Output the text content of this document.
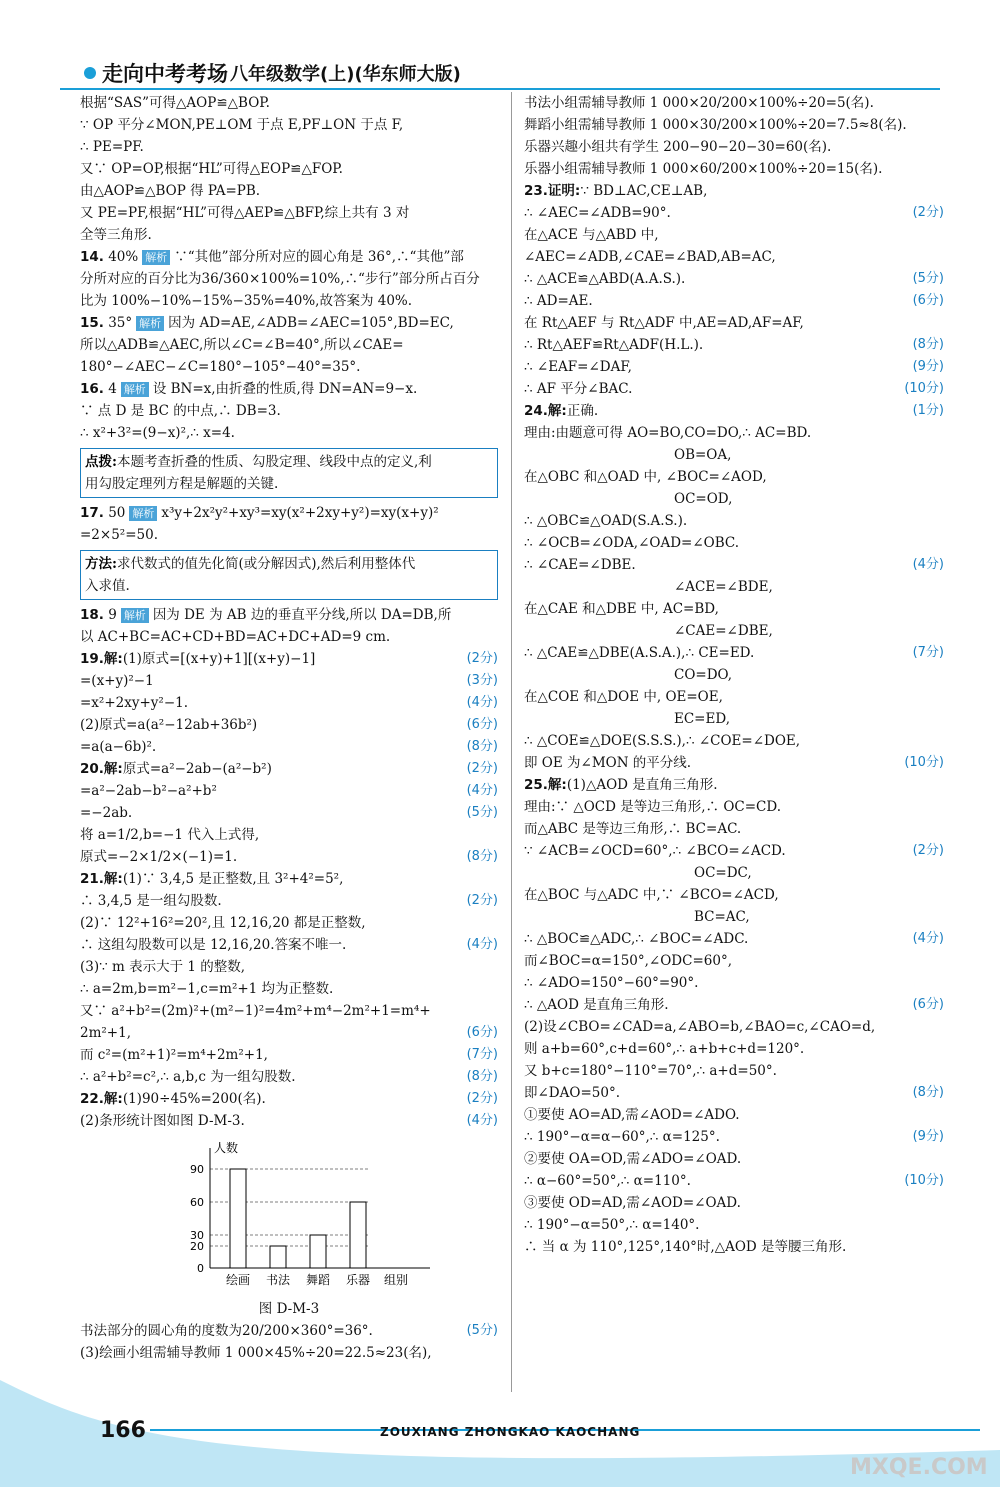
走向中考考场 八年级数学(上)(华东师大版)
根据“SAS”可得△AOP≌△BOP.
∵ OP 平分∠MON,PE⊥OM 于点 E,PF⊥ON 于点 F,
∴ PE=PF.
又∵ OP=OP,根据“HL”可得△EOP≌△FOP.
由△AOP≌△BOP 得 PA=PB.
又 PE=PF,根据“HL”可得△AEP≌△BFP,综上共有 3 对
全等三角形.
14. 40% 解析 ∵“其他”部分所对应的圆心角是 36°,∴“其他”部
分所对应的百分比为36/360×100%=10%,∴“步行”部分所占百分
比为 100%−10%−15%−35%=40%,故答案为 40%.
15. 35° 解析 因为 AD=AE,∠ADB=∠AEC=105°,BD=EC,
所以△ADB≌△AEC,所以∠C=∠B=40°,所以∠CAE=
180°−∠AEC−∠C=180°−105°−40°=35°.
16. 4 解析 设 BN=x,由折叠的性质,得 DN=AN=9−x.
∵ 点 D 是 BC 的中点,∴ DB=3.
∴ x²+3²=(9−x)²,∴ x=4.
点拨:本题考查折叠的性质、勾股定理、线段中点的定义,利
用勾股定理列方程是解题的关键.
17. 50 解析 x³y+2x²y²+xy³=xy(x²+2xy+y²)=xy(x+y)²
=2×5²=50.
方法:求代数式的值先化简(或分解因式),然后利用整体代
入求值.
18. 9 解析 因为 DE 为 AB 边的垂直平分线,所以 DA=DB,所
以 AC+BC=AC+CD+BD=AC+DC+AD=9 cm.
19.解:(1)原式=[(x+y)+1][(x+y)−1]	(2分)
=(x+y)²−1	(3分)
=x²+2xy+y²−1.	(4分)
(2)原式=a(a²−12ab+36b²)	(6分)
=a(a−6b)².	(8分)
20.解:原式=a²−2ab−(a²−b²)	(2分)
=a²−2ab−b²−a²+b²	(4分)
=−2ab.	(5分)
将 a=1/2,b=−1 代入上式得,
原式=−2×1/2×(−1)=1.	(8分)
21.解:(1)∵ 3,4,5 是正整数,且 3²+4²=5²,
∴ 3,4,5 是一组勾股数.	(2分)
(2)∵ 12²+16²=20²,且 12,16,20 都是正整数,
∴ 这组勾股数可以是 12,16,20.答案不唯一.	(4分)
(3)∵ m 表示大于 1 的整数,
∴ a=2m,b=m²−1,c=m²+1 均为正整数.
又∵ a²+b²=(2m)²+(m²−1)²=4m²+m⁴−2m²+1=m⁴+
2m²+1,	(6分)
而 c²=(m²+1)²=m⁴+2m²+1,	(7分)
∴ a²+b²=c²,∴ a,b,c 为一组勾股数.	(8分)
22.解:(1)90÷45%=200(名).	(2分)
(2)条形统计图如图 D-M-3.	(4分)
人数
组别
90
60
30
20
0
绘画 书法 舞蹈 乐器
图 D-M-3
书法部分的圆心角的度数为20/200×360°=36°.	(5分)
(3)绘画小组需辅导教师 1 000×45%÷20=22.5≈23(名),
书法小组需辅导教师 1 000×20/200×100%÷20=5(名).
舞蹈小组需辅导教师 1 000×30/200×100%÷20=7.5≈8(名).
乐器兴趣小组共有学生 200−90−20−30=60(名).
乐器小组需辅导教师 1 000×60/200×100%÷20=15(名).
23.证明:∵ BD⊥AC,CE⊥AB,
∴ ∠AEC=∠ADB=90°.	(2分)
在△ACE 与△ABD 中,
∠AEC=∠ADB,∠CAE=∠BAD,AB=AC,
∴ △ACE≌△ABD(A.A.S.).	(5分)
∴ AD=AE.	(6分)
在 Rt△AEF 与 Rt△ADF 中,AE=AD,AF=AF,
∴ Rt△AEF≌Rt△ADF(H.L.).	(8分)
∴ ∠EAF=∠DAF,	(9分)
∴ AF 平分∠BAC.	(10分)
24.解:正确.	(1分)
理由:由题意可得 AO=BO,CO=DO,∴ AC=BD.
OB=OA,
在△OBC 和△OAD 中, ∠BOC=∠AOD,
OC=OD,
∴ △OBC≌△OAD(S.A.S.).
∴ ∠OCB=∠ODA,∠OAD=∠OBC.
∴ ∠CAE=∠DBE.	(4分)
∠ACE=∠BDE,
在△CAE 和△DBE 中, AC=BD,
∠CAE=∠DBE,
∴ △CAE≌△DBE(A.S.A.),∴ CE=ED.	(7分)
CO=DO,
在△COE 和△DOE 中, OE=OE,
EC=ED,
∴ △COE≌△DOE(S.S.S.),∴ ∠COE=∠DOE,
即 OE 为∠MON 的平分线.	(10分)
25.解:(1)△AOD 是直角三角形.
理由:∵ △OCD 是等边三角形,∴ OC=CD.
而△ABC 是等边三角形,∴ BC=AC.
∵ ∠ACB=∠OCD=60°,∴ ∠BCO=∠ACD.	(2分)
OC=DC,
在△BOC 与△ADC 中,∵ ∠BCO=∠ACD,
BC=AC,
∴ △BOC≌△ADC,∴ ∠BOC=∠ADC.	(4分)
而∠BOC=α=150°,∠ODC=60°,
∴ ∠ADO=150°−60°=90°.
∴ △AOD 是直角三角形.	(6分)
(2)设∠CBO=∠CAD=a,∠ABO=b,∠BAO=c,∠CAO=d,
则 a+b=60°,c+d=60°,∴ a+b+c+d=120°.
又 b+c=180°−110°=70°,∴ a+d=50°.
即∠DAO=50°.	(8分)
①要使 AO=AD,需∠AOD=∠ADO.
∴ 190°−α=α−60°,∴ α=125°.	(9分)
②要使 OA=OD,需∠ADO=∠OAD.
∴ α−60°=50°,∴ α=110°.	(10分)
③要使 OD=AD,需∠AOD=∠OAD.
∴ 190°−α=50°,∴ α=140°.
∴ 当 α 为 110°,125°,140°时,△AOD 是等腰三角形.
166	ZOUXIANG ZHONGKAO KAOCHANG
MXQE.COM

..............................

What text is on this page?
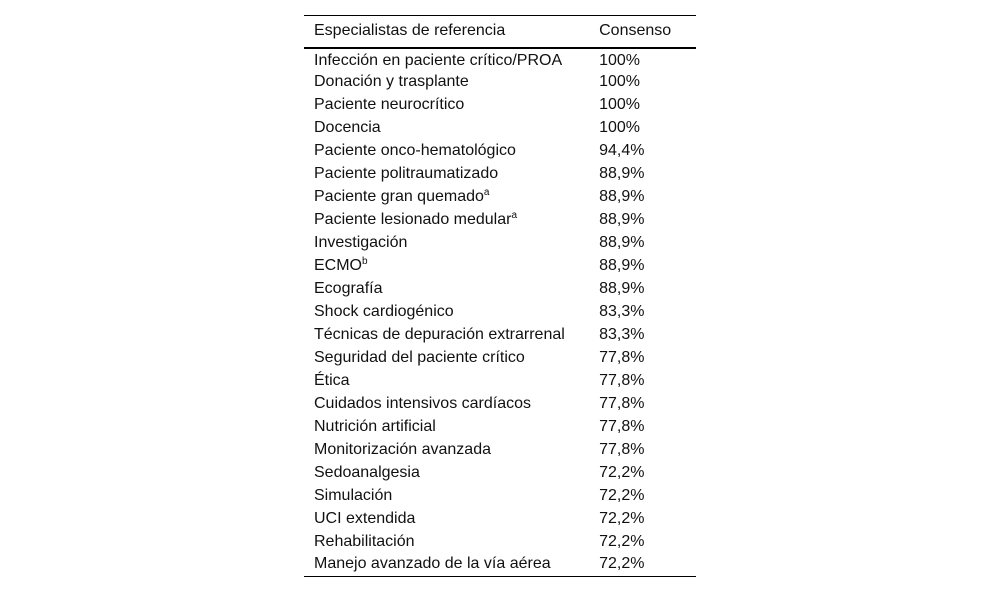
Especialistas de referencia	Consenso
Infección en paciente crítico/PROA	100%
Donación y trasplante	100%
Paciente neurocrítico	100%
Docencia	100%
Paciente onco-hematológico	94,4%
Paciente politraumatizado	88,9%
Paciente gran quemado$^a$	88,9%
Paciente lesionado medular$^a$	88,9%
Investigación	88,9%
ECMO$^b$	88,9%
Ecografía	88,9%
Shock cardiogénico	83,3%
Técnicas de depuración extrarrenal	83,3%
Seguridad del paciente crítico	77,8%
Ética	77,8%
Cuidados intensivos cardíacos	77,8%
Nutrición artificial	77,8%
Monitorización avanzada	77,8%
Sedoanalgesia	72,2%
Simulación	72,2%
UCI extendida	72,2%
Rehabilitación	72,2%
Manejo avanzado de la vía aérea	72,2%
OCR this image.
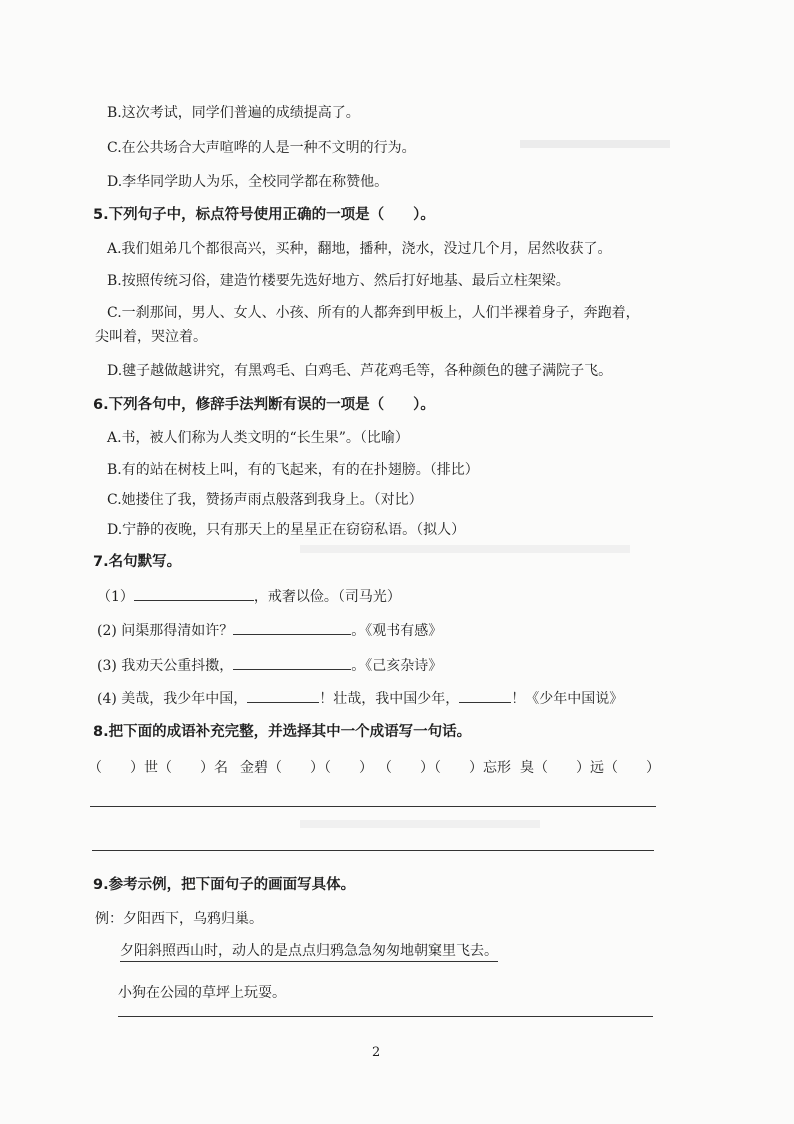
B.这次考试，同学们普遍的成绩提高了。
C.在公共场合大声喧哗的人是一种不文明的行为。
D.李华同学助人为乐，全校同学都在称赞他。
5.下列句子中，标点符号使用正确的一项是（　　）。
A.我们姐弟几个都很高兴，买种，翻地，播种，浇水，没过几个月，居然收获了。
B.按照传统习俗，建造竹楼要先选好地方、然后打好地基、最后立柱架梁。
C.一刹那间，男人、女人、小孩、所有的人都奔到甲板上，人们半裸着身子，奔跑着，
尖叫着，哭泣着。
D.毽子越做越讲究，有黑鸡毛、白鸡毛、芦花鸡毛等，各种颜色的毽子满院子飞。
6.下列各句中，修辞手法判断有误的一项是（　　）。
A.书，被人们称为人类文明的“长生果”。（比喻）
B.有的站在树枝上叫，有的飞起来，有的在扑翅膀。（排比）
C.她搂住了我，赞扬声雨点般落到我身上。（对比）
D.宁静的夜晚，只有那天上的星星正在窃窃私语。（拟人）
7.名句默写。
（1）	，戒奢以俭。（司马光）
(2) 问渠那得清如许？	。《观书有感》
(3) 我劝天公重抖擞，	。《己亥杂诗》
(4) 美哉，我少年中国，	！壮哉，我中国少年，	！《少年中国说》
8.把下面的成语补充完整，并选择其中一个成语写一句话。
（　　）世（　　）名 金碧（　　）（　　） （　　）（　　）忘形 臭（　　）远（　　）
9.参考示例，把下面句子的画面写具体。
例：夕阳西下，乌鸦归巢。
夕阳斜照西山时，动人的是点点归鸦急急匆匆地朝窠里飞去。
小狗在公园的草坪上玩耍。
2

..............................

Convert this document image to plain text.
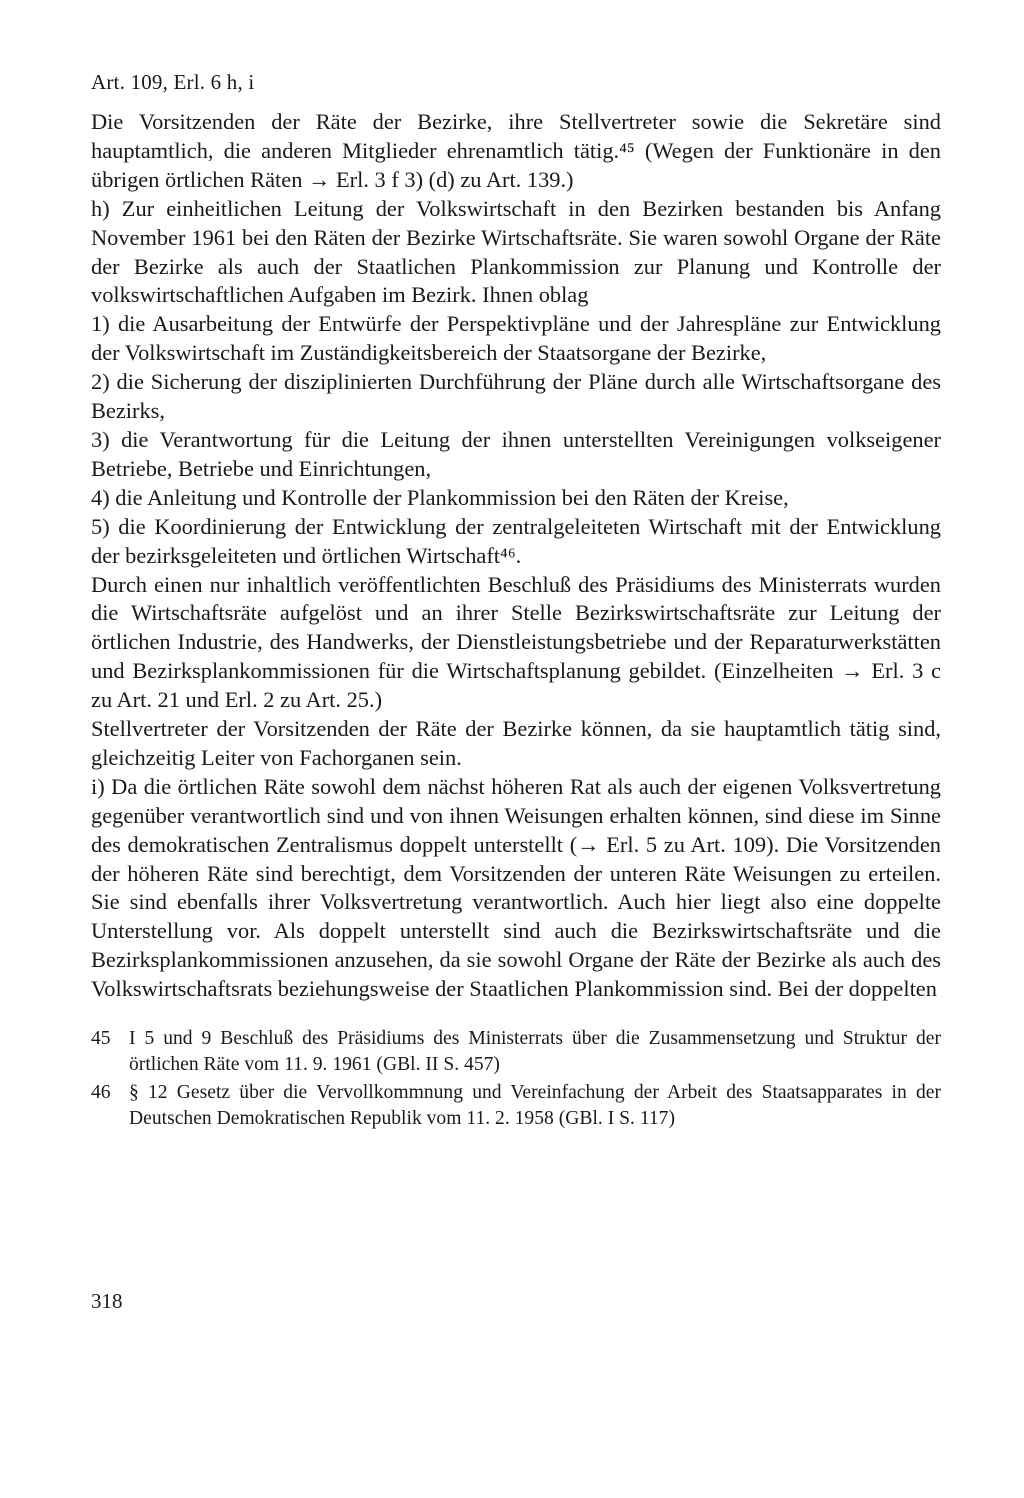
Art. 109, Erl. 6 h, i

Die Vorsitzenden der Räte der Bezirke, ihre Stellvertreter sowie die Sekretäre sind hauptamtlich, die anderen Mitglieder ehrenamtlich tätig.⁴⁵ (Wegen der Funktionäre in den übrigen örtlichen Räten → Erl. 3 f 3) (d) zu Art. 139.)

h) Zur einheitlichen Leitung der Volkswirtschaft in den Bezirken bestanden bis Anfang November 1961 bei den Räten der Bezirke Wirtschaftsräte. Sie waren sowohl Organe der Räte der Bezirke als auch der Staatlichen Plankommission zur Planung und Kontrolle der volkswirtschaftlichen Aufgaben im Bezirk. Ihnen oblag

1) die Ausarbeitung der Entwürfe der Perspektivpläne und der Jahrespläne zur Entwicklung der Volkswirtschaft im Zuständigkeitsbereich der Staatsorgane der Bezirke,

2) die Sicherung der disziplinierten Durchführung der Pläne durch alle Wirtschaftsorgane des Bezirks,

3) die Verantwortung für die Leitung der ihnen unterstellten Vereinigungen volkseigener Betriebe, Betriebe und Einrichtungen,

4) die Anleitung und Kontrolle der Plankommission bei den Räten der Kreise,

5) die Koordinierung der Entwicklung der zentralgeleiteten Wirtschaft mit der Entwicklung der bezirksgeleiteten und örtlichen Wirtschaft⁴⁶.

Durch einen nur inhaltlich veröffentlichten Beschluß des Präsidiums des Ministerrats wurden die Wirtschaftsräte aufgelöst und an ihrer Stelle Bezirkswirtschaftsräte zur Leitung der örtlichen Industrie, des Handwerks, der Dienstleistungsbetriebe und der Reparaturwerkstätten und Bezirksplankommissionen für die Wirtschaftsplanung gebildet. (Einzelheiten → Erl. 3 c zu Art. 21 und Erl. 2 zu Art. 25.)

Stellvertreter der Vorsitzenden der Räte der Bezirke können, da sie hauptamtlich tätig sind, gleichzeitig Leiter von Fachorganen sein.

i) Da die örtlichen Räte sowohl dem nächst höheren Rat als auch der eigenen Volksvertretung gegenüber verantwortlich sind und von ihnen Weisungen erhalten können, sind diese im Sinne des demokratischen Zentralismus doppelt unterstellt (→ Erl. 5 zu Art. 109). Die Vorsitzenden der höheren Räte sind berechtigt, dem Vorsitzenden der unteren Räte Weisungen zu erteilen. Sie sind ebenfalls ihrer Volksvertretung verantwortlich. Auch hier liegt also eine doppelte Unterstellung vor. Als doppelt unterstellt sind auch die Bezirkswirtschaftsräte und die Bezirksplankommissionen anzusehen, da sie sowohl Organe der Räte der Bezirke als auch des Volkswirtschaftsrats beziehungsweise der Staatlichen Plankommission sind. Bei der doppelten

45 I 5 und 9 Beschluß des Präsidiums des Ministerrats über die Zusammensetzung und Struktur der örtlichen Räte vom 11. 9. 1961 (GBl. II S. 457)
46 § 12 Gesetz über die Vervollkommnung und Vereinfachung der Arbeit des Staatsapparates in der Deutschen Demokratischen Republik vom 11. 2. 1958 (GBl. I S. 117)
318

..............................

Copy each line of the records that contains the word "Entwicklung".

1) die Ausarbeitung der Entwürfe der Perspektivpläne und der Jahrespläne zur Entwicklung der Volkswirtschaft im Zuständigkeitsbereich der Staatsorgane der Bezirke,
5) die Koordinierung der Entwicklung der zentralgeleiteten Wirtschaft mit der Entwicklung der bezirksgeleiteten und örtlichen Wirtschaft⁴⁶.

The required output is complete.